* [TASK GOAL]
Search the data for the word "JSON". Reproduce every line where it is found.

Data excerpts
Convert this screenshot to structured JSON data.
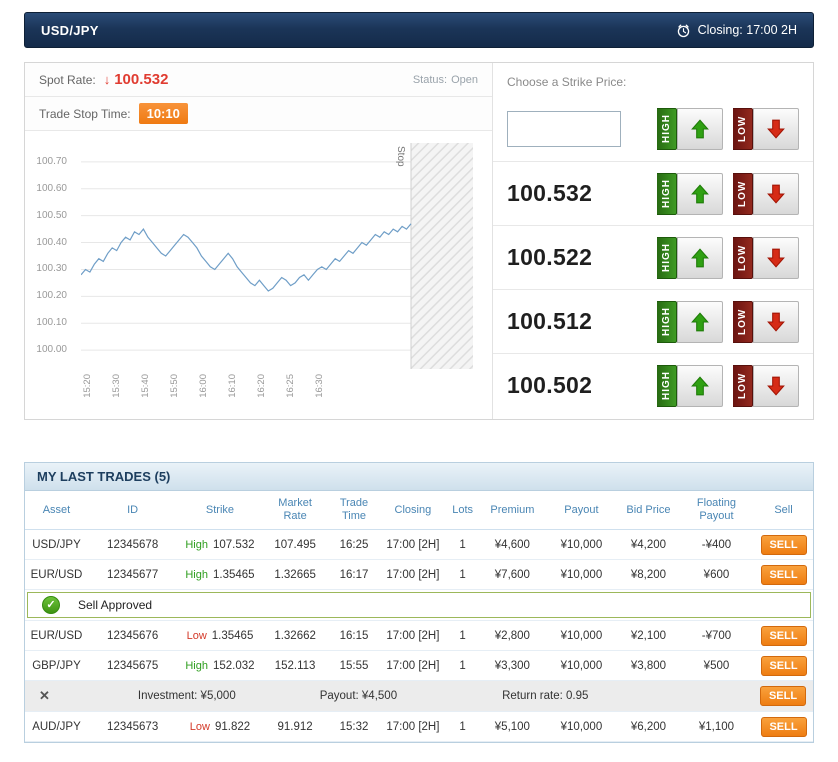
{
  "icons": {
    "down_arrow": "↓",
    "check": "✓",
    "close": "✕"
  },
  "colors": {
    "header_bg": "#1b3558",
    "spot_red": "#e03c31",
    "badge_orange": "#ef7a12",
    "high_green": "#2f7d1a",
    "low_red": "#7c1d16",
    "sell_orange": "#ee7d12",
    "table_header_blue": "#4a86b4",
    "chart_line": "#6f9ec7"
  },
  "header": {
    "pair": "USD/JPY",
    "closing": "Closing: 17:00 2H"
  },
  "market": {
    "spot_label": "Spot Rate:",
    "spot_value": "100.532",
    "status_label": "Status:",
    "status_value": "Open",
    "stop_time_label": "Trade Stop Time:",
    "stop_time_value": "10:10"
  },
  "chart_data": {
    "type": "line",
    "title": "",
    "xlabel": "",
    "ylabel": "",
    "y_ticks": [
      "100.70",
      "100.60",
      "100.50",
      "100.40",
      "100.30",
      "100.20",
      "100.10",
      "100.00"
    ],
    "x_ticks": [
      "15:20",
      "15:30",
      "15:40",
      "15:50",
      "16:00",
      "16:10",
      "16:20",
      "16:25",
      "16:30"
    ],
    "ylim": [
      99.93,
      100.77
    ],
    "grid": "horizontal",
    "stop_label": "Stop",
    "line_color": "#6f9ec7",
    "series": [
      {
        "name": "USD/JPY spot",
        "values": [
          100.28,
          100.3,
          100.29,
          100.32,
          100.34,
          100.33,
          100.36,
          100.38,
          100.37,
          100.4,
          100.42,
          100.41,
          100.44,
          100.43,
          100.45,
          100.42,
          100.4,
          100.38,
          100.36,
          100.35,
          100.37,
          100.39,
          100.41,
          100.43,
          100.42,
          100.4,
          100.38,
          100.35,
          100.33,
          100.31,
          100.3,
          100.32,
          100.34,
          100.36,
          100.34,
          100.31,
          100.29,
          100.27,
          100.25,
          100.24,
          100.26,
          100.24,
          100.22,
          100.23,
          100.25,
          100.27,
          100.26,
          100.24,
          100.25,
          100.27,
          100.28,
          100.26,
          100.28,
          100.3,
          100.31,
          100.3,
          100.32,
          100.34,
          100.33,
          100.35,
          100.37,
          100.36,
          100.38,
          100.4,
          100.39,
          100.41,
          100.43,
          100.42,
          100.44,
          100.43,
          100.45,
          100.44,
          100.46,
          100.45,
          100.47
        ]
      }
    ]
  },
  "strike_panel": {
    "title": "Choose a Strike Price:",
    "high_label": "HIGH",
    "low_label": "LOW",
    "custom_input_value": "",
    "prices": [
      "100.532",
      "100.522",
      "100.512",
      "100.502"
    ]
  },
  "trades": {
    "title": "MY LAST TRADES (5)",
    "columns": [
      "Asset",
      "ID",
      "Strike",
      "Market Rate",
      "Trade Time",
      "Closing",
      "Lots",
      "Premium",
      "Payout",
      "Bid Price",
      "Floating Payout",
      "Sell"
    ],
    "sell_label": "SELL",
    "rows": [
      {
        "asset": "USD/JPY",
        "id": "12345678",
        "direction": "High",
        "strike": "107.532",
        "market_rate": "107.495",
        "trade_time": "16:25",
        "closing": "17:00 [2H]",
        "lots": "1",
        "premium": "¥4,600",
        "payout": "¥10,000",
        "bid_price": "¥4,200",
        "floating_payout": "-¥400"
      },
      {
        "asset": "EUR/USD",
        "id": "12345677",
        "direction": "High",
        "strike": "1.35465",
        "market_rate": "1.32665",
        "trade_time": "16:17",
        "closing": "17:00 [2H]",
        "lots": "1",
        "premium": "¥7,600",
        "payout": "¥10,000",
        "bid_price": "¥8,200",
        "floating_payout": "¥600"
      },
      {
        "asset": "EUR/USD",
        "id": "12345676",
        "direction": "Low",
        "strike": "1.35465",
        "market_rate": "1.32662",
        "trade_time": "16:15",
        "closing": "17:00 [2H]",
        "lots": "1",
        "premium": "¥2,800",
        "payout": "¥10,000",
        "bid_price": "¥2,100",
        "floating_payout": "-¥700"
      },
      {
        "asset": "GBP/JPY",
        "id": "12345675",
        "direction": "High",
        "strike": "152.032",
        "market_rate": "152.113",
        "trade_time": "15:55",
        "closing": "17:00 [2H]",
        "lots": "1",
        "premium": "¥3,300",
        "payout": "¥10,000",
        "bid_price": "¥3,800",
        "floating_payout": "¥500"
      },
      {
        "asset": "AUD/JPY",
        "id": "12345673",
        "direction": "Low",
        "strike": "91.822",
        "market_rate": "91.912",
        "trade_time": "15:32",
        "closing": "17:00 [2H]",
        "lots": "1",
        "premium": "¥5,100",
        "payout": "¥10,000",
        "bid_price": "¥6,200",
        "floating_payout": "¥1,100"
      }
    ],
    "approved_message": "Sell Approved",
    "detail_row": {
      "investment": "Investment: ¥5,000",
      "payout": "Payout: ¥4,500",
      "return_rate": "Return rate: 0.95"
    }
  }
}
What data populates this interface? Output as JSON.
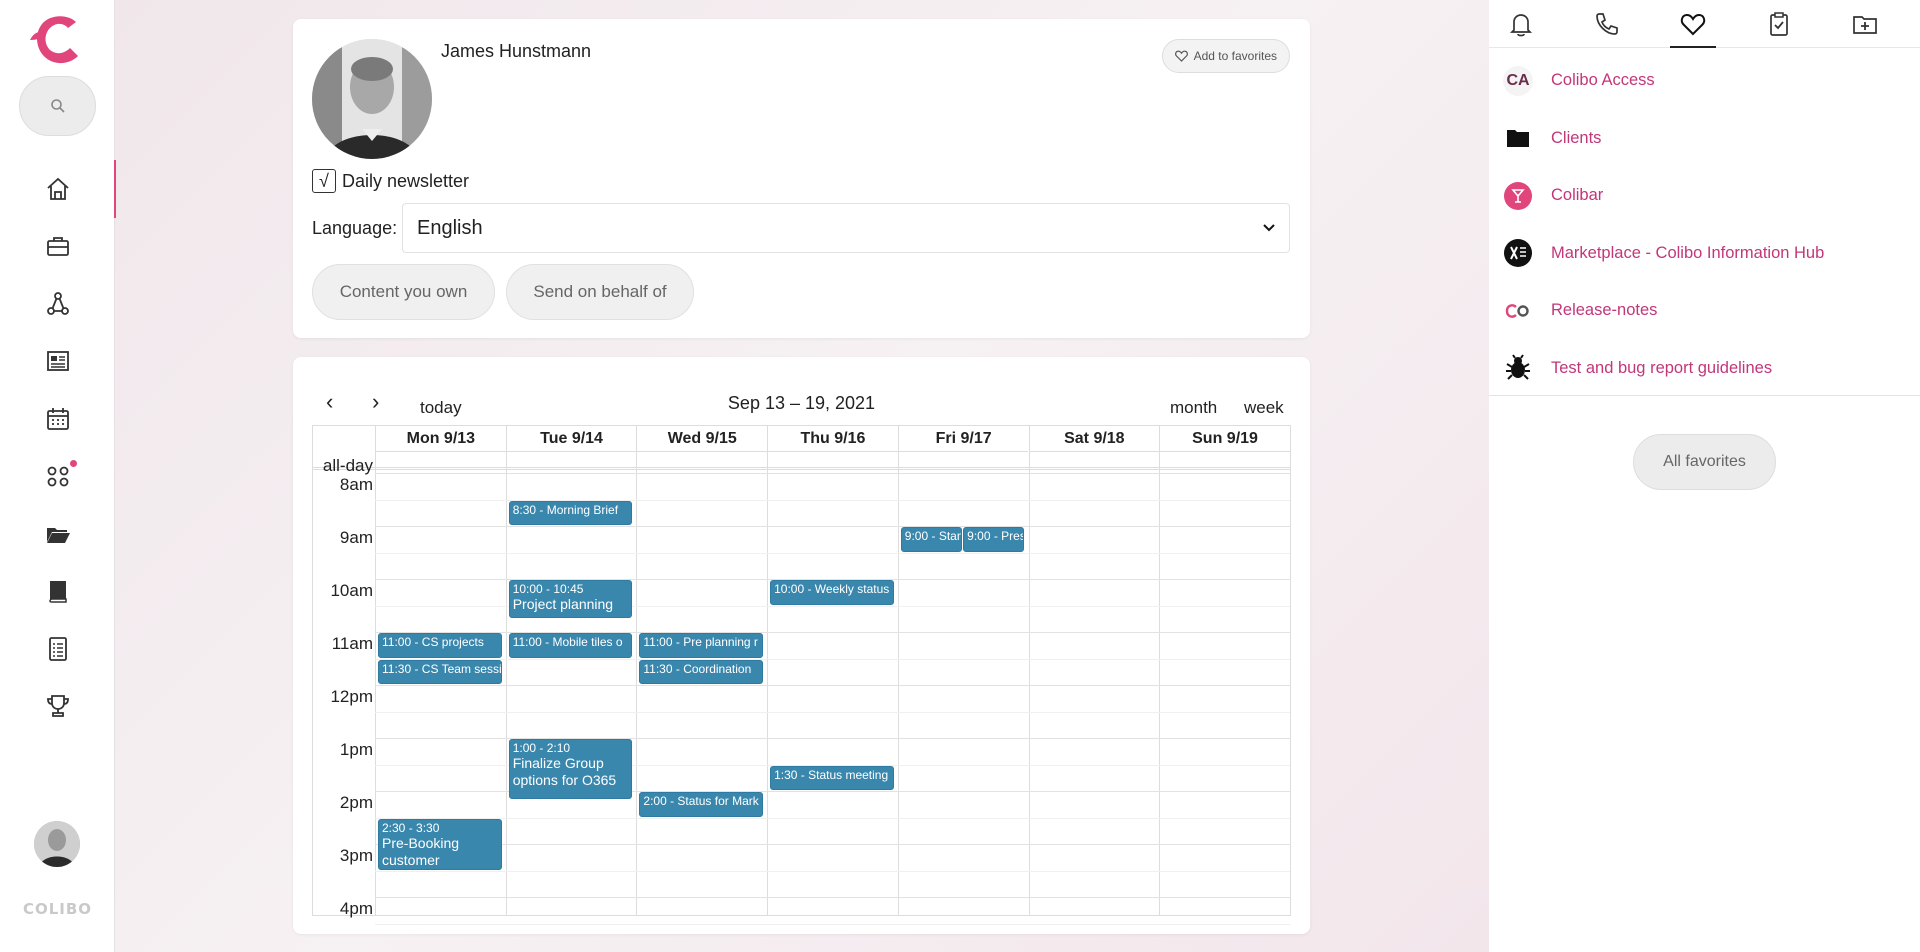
{
  "brand": {
    "name": "COLIBO",
    "accent": "#e0457b"
  },
  "search": {
    "icon": "search-icon"
  },
  "nav": [
    {
      "icon": "home-icon"
    },
    {
      "icon": "briefcase-icon"
    },
    {
      "icon": "network-icon"
    },
    {
      "icon": "news-icon"
    },
    {
      "icon": "calendar-icon"
    },
    {
      "icon": "apps-icon"
    },
    {
      "icon": "folder-icon"
    },
    {
      "icon": "book-icon"
    },
    {
      "icon": "document-icon"
    },
    {
      "icon": "trophy-icon"
    }
  ],
  "profile": {
    "name": "James Hunstmann",
    "add_to_favorites": "Add to favorites",
    "newsletter_label": "Daily newsletter",
    "newsletter_checked": true,
    "newsletter_check_glyph": "√",
    "language_label": "Language:",
    "language_value": "English",
    "content_you_own": "Content you own",
    "send_on_behalf": "Send on behalf of"
  },
  "calendar": {
    "range_title": "Sep 13 – 19, 2021",
    "prev": "‹",
    "next": "›",
    "today": "today",
    "month": "month",
    "week": "week",
    "allday_label": "all-day",
    "days": [
      "Mon 9/13",
      "Tue 9/14",
      "Wed 9/15",
      "Thu 9/16",
      "Fri 9/17",
      "Sat 9/18",
      "Sun 9/19"
    ],
    "times": [
      "8am",
      "9am",
      "10am",
      "11am",
      "12pm",
      "1pm",
      "2pm",
      "3pm",
      "4pm"
    ],
    "events": [
      {
        "day": 1,
        "start": 8.5,
        "end": 9.0,
        "time": "8:30 - Morning Brief",
        "title": ""
      },
      {
        "day": 4,
        "start": 9.0,
        "end": 9.5,
        "time": "9:00 - Stan",
        "title": ""
      },
      {
        "day": 4,
        "start": 9.0,
        "end": 9.5,
        "time": "9:00 - Pres",
        "title": ""
      },
      {
        "day": 1,
        "start": 10.0,
        "end": 10.75,
        "time": "10:00 - 10:45",
        "title": "Project planning"
      },
      {
        "day": 3,
        "start": 10.0,
        "end": 10.5,
        "time": "10:00 - Weekly status",
        "title": ""
      },
      {
        "day": 0,
        "start": 11.0,
        "end": 11.5,
        "time": "11:00 - CS projects",
        "title": ""
      },
      {
        "day": 0,
        "start": 11.5,
        "end": 12.0,
        "time": "11:30 - CS Team sessi",
        "title": ""
      },
      {
        "day": 1,
        "start": 11.0,
        "end": 11.5,
        "time": "11:00 - Mobile tiles o",
        "title": ""
      },
      {
        "day": 2,
        "start": 11.0,
        "end": 11.5,
        "time": "11:00 - Pre planning r",
        "title": ""
      },
      {
        "day": 2,
        "start": 11.5,
        "end": 12.0,
        "time": "11:30 - Coordination",
        "title": ""
      },
      {
        "day": 1,
        "start": 13.0,
        "end": 14.17,
        "time": "1:00 - 2:10",
        "title": "Finalize Group options for O365"
      },
      {
        "day": 3,
        "start": 13.5,
        "end": 14.0,
        "time": "1:30 - Status meeting",
        "title": ""
      },
      {
        "day": 2,
        "start": 14.0,
        "end": 14.5,
        "time": "2:00 - Status for Mark",
        "title": ""
      },
      {
        "day": 0,
        "start": 14.5,
        "end": 15.5,
        "time": "2:30 - 3:30",
        "title": "Pre-Booking customer"
      }
    ],
    "event_color": "#3a87ad"
  },
  "right_panel": {
    "tabs": [
      {
        "icon": "bell-icon"
      },
      {
        "icon": "phone-icon"
      },
      {
        "icon": "heart-icon",
        "active": true
      },
      {
        "icon": "clipboard-check-icon"
      },
      {
        "icon": "folder-plus-icon"
      }
    ],
    "favorites": [
      {
        "label": "Colibo Access",
        "icon": "colibo-access-icon",
        "icon_text": "CA"
      },
      {
        "label": "Clients",
        "icon": "folder-icon"
      },
      {
        "label": "Colibar",
        "icon": "cocktail-icon"
      },
      {
        "label": "Marketplace - Colibo Information Hub",
        "icon": "excel-icon"
      },
      {
        "label": "Release-notes",
        "icon": "colibo-logo-icon"
      },
      {
        "label": "Test and bug report guidelines",
        "icon": "bug-icon"
      }
    ],
    "all_favorites": "All favorites",
    "link_color": "#c2367a"
  }
}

* [SOLUTION FOR THIS TASK]
Convert this screenshot to structured JSON data.
What data populates this interface? Output as JSON.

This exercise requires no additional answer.